AIM OF THE TASK:
Work through the data line by line, gathering every line that has the word "Hello".

GIVEN ENTRIES:
┌──

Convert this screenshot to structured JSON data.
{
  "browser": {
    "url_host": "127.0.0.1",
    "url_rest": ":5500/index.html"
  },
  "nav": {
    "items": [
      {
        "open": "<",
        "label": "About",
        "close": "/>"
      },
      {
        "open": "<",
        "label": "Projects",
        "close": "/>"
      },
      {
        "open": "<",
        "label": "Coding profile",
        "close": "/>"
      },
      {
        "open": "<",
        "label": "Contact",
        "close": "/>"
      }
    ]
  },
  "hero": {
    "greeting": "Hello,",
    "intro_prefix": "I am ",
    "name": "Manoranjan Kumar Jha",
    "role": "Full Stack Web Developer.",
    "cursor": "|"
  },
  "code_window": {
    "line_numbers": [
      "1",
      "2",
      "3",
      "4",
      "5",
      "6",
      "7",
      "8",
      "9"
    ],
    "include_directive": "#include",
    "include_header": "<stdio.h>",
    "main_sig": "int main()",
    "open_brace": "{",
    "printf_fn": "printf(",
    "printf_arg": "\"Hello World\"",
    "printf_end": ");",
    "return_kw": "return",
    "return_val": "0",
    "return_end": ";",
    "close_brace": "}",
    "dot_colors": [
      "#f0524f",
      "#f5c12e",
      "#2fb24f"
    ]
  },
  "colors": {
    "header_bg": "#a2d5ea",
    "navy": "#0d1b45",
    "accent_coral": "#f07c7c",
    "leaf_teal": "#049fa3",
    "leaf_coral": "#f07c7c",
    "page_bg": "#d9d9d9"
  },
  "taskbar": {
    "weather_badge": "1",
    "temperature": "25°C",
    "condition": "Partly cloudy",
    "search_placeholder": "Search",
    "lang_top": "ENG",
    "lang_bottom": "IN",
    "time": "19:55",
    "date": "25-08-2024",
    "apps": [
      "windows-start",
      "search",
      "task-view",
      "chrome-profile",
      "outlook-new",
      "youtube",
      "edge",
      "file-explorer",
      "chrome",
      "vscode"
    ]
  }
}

└──

OUTPUT FOR THIS EXERCISE:
    "greeting": "Hello,",
    "printf_arg": "\"Hello World\"",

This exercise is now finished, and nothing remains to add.